** Start of Records shown **

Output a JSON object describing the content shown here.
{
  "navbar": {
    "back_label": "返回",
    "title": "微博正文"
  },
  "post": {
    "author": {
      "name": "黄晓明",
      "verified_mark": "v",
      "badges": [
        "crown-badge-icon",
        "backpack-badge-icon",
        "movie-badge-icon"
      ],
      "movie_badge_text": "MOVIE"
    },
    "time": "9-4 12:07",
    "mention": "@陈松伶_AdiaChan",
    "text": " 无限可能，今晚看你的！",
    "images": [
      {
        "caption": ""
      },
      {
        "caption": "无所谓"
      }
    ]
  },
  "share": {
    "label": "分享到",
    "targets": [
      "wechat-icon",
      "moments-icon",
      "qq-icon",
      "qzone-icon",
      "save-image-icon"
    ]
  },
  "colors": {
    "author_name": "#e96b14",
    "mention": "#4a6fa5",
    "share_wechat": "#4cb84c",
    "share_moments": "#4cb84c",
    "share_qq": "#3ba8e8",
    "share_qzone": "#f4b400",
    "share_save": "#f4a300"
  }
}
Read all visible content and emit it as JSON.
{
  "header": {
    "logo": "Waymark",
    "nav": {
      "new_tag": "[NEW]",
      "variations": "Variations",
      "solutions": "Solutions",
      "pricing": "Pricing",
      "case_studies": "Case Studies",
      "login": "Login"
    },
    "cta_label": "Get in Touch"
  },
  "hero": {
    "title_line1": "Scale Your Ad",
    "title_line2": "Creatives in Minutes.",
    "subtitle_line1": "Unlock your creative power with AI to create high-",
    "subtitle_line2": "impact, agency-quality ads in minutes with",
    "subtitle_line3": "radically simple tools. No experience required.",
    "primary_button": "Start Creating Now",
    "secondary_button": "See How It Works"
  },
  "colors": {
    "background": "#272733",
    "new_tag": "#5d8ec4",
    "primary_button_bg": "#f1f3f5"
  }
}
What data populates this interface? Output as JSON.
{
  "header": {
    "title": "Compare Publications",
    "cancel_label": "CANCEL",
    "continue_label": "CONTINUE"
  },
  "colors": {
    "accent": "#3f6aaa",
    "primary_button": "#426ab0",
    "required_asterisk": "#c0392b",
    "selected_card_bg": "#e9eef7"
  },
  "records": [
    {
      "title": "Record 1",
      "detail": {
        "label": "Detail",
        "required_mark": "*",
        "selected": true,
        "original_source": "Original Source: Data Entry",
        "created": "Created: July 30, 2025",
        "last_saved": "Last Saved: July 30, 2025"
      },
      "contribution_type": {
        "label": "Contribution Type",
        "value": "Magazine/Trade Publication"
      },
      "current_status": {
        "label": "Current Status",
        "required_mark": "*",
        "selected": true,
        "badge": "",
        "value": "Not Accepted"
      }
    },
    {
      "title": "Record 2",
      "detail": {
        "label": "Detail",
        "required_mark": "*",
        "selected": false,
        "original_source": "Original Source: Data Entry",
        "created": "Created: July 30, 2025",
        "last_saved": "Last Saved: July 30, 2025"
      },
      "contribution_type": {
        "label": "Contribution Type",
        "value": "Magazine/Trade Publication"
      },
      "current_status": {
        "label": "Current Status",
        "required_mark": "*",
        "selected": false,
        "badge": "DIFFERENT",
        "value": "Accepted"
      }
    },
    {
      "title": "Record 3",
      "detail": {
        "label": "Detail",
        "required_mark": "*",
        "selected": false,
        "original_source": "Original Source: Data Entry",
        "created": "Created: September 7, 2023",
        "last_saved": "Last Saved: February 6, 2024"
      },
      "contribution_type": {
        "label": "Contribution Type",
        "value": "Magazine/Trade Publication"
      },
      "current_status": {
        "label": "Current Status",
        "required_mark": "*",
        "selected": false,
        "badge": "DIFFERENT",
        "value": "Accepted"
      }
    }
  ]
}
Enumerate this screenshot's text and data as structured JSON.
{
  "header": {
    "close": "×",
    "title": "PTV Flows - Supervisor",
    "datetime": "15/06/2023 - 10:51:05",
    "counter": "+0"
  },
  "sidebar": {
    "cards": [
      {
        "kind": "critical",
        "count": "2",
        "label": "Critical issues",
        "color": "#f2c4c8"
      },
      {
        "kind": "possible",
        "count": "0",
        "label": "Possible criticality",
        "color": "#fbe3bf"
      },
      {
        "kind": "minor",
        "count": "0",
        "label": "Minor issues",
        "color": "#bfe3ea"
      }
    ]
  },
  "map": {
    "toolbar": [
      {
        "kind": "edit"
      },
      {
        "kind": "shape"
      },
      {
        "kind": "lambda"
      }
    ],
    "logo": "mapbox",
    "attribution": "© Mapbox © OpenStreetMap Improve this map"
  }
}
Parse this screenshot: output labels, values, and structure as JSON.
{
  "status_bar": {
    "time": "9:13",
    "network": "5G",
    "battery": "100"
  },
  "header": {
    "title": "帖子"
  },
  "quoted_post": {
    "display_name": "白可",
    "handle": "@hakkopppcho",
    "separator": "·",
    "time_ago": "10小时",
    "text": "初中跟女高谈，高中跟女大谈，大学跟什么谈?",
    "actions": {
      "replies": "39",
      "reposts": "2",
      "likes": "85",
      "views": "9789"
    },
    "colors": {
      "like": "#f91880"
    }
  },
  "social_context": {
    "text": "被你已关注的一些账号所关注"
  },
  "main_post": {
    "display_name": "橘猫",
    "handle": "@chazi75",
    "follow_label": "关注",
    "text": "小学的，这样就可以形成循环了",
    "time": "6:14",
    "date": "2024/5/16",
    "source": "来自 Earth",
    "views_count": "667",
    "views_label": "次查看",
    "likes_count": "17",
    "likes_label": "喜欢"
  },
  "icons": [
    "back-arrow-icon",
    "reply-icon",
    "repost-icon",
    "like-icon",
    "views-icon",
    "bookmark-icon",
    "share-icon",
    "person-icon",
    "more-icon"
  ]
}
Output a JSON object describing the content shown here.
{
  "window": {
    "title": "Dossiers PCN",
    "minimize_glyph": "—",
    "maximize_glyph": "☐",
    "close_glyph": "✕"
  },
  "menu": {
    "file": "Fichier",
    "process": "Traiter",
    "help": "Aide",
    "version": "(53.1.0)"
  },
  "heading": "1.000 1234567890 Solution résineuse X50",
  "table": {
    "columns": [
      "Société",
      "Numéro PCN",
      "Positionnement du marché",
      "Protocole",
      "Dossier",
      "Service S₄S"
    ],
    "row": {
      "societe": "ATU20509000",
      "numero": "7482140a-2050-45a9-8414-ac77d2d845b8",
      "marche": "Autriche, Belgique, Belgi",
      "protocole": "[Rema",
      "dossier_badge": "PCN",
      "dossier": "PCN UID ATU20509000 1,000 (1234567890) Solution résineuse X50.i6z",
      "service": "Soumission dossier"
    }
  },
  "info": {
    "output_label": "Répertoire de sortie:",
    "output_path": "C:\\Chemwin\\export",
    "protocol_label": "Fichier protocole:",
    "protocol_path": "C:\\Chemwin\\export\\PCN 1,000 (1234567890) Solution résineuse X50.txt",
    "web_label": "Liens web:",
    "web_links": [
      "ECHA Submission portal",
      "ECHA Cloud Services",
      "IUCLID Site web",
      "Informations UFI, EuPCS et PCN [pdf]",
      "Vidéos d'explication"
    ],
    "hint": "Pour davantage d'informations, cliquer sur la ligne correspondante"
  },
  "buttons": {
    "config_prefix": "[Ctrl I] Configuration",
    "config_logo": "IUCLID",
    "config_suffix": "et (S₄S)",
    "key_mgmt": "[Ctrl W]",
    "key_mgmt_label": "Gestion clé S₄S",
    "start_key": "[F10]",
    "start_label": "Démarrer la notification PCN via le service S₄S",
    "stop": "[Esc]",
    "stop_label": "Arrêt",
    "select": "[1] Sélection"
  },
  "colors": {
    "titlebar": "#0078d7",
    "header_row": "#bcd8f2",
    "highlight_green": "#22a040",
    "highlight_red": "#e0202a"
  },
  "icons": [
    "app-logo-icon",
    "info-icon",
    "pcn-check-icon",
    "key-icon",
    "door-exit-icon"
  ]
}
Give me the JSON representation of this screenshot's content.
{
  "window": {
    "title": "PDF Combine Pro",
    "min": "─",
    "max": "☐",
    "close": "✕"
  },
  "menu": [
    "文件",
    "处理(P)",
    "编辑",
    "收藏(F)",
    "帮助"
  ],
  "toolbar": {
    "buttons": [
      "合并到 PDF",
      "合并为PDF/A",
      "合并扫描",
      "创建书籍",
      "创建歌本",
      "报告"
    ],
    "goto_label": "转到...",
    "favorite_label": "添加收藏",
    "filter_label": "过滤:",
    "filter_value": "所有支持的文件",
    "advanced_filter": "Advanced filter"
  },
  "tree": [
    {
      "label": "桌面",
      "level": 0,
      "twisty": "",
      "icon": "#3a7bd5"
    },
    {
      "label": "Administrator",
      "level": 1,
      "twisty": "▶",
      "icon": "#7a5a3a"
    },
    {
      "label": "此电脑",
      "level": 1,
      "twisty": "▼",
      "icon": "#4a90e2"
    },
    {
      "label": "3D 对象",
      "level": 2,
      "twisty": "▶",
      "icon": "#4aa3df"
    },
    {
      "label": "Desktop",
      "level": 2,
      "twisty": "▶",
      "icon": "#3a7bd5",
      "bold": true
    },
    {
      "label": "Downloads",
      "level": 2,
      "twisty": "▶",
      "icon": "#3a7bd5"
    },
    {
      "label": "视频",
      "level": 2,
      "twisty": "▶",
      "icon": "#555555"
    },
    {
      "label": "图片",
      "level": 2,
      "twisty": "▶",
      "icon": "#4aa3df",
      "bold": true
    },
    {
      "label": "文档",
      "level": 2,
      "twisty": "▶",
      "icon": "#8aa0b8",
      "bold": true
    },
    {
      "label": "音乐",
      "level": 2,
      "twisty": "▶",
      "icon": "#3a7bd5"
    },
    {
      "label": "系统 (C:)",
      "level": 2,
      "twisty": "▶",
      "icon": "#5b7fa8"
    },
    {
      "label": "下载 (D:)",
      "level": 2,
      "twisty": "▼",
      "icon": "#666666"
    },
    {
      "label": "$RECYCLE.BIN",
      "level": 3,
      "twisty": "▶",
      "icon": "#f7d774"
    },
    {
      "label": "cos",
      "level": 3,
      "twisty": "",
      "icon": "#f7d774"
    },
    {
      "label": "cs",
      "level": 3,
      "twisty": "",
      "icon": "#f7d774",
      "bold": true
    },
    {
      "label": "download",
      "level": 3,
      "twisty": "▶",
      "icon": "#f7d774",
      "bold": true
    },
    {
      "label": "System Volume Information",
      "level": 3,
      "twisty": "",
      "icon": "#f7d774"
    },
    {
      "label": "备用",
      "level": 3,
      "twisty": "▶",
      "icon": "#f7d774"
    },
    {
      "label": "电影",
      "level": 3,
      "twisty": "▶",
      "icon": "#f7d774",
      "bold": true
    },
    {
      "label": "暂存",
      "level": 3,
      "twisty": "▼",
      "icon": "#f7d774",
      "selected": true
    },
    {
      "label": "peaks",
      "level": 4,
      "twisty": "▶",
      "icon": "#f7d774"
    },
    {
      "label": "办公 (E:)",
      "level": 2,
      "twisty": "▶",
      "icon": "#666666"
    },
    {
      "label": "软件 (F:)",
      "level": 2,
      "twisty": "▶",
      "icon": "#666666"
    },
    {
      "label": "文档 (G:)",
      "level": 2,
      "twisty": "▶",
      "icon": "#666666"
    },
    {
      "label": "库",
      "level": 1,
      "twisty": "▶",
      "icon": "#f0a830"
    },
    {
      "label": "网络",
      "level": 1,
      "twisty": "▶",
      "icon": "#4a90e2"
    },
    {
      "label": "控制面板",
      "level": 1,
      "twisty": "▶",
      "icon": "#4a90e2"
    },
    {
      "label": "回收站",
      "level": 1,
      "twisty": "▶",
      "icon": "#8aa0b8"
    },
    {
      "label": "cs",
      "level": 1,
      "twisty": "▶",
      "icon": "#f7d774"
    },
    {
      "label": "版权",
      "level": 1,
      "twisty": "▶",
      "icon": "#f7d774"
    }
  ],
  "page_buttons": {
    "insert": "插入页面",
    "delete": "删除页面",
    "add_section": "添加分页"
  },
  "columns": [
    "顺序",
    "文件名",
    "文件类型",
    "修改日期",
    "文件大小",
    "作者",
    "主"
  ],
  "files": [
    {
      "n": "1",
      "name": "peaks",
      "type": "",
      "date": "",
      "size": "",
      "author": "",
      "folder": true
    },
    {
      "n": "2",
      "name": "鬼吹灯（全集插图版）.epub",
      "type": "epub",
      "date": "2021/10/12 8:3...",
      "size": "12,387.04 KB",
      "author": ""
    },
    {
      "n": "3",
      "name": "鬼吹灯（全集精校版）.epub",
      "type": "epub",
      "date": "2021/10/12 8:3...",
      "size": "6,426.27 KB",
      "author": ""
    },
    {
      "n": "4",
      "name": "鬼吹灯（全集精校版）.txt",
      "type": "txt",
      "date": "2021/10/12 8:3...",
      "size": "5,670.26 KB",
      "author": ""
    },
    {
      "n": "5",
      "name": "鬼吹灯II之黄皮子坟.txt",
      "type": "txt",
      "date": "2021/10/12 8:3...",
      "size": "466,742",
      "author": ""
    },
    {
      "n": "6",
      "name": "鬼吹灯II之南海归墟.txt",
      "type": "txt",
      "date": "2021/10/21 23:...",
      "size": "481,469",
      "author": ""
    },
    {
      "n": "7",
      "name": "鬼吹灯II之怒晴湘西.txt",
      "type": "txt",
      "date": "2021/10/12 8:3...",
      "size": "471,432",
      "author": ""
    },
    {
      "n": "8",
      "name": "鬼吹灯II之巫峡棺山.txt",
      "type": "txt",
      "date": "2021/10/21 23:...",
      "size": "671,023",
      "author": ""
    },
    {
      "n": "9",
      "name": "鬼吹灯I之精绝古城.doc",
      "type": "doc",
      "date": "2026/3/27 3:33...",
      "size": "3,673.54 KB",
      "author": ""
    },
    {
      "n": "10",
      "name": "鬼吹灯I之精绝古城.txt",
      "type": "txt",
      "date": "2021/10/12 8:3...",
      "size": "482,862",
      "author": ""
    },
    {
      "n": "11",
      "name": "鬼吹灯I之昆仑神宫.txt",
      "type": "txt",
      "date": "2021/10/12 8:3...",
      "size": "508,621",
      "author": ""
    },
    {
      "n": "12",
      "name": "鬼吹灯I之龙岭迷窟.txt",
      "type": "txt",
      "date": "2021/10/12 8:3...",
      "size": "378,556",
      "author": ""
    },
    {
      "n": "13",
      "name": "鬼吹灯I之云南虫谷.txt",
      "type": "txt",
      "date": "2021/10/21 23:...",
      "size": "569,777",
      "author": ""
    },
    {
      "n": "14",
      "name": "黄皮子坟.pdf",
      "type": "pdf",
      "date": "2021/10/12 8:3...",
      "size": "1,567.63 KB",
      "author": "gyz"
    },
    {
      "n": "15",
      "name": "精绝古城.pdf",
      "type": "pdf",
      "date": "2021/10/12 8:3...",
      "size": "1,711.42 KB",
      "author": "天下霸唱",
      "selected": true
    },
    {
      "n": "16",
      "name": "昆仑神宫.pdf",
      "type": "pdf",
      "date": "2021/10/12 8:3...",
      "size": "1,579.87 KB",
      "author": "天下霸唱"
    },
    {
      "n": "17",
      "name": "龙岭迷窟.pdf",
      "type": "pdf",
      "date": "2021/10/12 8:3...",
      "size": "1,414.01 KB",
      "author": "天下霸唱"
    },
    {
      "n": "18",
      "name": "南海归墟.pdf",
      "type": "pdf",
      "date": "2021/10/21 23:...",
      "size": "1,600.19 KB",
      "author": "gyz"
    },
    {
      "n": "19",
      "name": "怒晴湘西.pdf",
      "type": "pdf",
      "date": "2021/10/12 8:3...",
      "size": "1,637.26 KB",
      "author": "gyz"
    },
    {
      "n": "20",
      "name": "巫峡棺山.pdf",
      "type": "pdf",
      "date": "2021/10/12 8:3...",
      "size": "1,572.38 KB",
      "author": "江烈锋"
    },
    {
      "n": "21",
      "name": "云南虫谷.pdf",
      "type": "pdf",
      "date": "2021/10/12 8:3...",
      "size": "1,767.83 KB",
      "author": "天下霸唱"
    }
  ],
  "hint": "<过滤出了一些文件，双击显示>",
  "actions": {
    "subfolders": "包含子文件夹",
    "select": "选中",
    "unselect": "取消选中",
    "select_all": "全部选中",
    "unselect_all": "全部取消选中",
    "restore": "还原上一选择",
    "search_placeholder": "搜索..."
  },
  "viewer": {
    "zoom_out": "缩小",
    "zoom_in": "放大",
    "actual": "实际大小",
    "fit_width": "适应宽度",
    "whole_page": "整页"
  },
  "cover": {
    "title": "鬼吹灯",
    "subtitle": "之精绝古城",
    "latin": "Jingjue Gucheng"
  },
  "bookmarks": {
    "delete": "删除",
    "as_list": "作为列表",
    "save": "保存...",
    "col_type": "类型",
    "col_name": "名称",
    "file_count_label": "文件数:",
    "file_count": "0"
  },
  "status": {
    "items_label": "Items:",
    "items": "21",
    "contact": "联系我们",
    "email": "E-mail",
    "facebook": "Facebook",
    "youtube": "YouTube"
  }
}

** End of Records shown **

*Problem description:*
Looking at the listing above, count the lines that contain "JSON" and give nothing but the number.

*Output below:*
7